### Work to be completed
Transcribe the items verbatim, from the first line of the items up to and including the line that contains "unfold-icon xyxy=(375,94,395,116)".
-------- Input data --------
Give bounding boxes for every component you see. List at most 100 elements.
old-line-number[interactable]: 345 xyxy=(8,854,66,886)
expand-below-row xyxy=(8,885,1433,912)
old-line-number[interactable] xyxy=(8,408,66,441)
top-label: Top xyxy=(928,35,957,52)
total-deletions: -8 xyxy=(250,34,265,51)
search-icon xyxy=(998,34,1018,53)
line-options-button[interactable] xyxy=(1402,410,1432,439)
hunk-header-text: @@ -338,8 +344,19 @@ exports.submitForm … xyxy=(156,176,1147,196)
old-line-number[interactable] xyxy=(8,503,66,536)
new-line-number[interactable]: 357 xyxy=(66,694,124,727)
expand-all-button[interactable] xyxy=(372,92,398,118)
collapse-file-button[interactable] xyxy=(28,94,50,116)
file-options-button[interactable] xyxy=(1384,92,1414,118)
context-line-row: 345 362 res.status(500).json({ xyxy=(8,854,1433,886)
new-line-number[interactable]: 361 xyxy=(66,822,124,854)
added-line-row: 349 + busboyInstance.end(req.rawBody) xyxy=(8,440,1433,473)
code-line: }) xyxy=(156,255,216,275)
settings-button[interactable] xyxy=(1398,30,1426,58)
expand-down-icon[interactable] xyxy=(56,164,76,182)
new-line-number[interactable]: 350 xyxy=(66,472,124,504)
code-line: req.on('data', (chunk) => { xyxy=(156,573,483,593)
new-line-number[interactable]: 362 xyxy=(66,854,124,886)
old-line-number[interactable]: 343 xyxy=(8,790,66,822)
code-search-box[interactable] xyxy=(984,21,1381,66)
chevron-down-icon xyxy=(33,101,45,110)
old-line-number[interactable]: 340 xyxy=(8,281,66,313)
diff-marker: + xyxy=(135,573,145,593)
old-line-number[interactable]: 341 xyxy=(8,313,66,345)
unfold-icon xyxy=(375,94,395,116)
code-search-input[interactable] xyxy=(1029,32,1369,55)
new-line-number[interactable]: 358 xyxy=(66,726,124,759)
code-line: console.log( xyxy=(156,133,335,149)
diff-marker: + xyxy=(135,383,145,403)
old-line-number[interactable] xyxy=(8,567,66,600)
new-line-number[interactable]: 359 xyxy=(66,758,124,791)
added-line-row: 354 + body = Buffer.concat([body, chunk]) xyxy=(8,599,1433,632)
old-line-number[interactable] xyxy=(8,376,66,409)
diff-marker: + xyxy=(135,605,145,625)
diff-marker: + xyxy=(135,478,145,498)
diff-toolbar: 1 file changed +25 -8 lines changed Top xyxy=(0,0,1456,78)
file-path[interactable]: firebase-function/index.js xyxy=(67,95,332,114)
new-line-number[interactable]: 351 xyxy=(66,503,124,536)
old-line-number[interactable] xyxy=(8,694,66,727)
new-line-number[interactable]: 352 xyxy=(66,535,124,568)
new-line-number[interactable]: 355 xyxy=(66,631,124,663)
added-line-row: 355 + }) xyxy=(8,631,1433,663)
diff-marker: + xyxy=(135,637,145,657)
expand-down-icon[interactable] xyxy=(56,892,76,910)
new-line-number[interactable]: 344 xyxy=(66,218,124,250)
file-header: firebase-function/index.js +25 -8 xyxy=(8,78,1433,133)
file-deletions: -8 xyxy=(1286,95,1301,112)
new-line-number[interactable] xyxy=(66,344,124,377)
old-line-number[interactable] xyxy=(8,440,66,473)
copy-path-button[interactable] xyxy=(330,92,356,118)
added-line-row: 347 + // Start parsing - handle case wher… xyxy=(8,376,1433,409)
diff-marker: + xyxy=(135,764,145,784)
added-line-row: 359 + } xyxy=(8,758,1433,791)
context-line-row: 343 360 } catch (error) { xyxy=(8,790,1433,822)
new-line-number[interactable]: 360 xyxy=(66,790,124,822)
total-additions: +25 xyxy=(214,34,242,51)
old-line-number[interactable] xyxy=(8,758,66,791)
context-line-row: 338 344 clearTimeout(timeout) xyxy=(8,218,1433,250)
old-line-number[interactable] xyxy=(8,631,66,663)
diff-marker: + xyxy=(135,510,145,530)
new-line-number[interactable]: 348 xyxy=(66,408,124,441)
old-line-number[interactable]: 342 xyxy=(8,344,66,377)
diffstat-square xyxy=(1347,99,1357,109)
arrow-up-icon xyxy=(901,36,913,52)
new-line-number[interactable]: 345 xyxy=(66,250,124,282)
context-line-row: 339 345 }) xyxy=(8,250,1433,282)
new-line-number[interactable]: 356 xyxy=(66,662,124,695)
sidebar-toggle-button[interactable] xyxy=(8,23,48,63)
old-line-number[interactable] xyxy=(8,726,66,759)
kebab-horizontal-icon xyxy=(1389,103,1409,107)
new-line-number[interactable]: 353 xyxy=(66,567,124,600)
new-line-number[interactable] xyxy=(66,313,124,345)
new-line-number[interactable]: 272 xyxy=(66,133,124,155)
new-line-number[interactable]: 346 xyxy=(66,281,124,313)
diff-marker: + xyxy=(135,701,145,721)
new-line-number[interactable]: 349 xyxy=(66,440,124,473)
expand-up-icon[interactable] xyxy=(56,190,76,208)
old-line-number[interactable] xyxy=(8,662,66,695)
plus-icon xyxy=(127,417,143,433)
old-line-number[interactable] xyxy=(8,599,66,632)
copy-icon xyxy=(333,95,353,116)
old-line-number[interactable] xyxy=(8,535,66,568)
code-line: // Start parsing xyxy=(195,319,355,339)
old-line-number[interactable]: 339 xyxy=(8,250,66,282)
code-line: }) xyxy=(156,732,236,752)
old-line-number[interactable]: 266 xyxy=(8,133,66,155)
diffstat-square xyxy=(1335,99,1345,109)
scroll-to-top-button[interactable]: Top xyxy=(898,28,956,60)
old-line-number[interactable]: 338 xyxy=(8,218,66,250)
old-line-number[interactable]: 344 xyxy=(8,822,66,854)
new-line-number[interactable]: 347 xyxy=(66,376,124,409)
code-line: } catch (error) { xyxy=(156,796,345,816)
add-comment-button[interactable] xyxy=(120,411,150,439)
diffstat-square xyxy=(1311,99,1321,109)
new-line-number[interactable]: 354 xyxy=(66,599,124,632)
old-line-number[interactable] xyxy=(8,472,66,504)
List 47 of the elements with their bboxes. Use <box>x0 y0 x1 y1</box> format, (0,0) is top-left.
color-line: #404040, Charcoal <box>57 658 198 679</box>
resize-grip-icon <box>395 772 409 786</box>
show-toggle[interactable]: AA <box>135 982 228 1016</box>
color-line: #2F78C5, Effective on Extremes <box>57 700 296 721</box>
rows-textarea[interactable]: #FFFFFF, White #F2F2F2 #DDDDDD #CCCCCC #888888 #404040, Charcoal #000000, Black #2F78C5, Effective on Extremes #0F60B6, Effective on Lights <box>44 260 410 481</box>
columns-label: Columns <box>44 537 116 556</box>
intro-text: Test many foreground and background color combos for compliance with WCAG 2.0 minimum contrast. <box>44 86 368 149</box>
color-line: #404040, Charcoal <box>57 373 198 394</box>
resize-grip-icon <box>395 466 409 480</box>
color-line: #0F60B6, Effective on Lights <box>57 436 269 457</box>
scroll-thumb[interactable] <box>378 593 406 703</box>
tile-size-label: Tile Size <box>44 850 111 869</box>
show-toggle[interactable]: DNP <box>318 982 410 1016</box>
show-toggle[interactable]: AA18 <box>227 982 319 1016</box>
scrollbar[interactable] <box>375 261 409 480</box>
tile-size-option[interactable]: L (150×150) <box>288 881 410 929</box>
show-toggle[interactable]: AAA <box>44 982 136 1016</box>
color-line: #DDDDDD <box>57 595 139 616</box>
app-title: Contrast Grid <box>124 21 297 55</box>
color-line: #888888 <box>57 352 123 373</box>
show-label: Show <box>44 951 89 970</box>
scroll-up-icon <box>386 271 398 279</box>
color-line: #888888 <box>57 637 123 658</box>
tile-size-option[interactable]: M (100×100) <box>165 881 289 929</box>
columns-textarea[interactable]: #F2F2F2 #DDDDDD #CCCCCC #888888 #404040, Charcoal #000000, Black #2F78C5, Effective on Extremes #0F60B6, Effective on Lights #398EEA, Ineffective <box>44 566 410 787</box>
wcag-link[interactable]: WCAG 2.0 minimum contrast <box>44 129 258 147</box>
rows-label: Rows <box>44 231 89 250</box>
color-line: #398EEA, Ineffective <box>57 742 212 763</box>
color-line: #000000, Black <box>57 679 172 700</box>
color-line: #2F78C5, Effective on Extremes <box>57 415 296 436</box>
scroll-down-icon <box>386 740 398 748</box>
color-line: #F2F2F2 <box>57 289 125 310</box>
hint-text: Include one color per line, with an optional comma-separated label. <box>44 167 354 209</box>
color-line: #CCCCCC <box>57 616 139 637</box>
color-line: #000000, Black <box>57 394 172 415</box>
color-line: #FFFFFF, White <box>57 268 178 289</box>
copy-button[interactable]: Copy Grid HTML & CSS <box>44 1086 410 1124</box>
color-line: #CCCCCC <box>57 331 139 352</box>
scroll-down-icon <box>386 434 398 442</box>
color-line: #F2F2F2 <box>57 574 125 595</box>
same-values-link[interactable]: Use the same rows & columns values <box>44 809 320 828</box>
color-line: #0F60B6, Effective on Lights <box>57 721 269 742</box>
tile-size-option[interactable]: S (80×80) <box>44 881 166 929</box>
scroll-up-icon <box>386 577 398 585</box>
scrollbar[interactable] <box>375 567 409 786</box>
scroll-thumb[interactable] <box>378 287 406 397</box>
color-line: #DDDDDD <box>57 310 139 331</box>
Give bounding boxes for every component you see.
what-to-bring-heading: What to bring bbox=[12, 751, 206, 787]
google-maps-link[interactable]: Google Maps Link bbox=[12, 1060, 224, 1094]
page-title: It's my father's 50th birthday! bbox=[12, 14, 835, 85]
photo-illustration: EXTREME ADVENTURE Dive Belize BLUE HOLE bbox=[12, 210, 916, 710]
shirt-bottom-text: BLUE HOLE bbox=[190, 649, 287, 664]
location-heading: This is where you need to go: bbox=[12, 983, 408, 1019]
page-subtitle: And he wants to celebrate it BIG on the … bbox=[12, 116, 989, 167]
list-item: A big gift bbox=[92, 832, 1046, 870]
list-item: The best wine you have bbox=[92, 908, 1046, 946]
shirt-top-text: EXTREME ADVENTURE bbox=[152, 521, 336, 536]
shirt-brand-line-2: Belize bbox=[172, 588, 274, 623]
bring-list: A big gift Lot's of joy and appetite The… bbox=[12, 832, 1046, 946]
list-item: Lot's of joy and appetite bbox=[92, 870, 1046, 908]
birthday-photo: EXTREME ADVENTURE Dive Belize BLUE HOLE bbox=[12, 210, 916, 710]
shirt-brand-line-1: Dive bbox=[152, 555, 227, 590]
--------
### Written answer
Give bounding boxes for every component you see. List at most 100 elements.
old-line-number[interactable]: 345 xyxy=(8,854,66,886)
expand-below-row xyxy=(8,885,1433,912)
old-line-number[interactable] xyxy=(8,408,66,441)
top-label: Top xyxy=(928,35,957,52)
total-deletions: -8 xyxy=(250,34,265,51)
search-icon xyxy=(998,34,1018,53)
line-options-button[interactable] xyxy=(1402,410,1432,439)
hunk-header-text: @@ -338,8 +344,19 @@ exports.submitForm … xyxy=(156,176,1147,196)
old-line-number[interactable] xyxy=(8,503,66,536)
new-line-number[interactable]: 357 xyxy=(66,694,124,727)
expand-all-button[interactable] xyxy=(372,92,398,118)
collapse-file-button[interactable] xyxy=(28,94,50,116)
file-options-button[interactable] xyxy=(1384,92,1414,118)
context-line-row: 345 362 res.status(500).json({ xyxy=(8,854,1433,886)
new-line-number[interactable]: 361 xyxy=(66,822,124,854)
added-line-row: 349 + busboyInstance.end(req.rawBody) xyxy=(8,440,1433,473)
code-line: }) xyxy=(156,255,216,275)
settings-button[interactable] xyxy=(1398,30,1426,58)
expand-down-icon[interactable] xyxy=(56,164,76,182)
new-line-number[interactable]: 350 xyxy=(66,472,124,504)
code-line: req.on('data', (chunk) => { xyxy=(156,573,483,593)
new-line-number[interactable]: 362 xyxy=(66,854,124,886)
old-line-number[interactable]: 343 xyxy=(8,790,66,822)
code-search-box[interactable] xyxy=(984,21,1381,66)
chevron-down-icon xyxy=(33,101,45,110)
old-line-number[interactable]: 340 xyxy=(8,281,66,313)
diff-marker: + xyxy=(135,573,145,593)
old-line-number[interactable]: 341 xyxy=(8,313,66,345)
unfold-icon xyxy=(375,94,395,116)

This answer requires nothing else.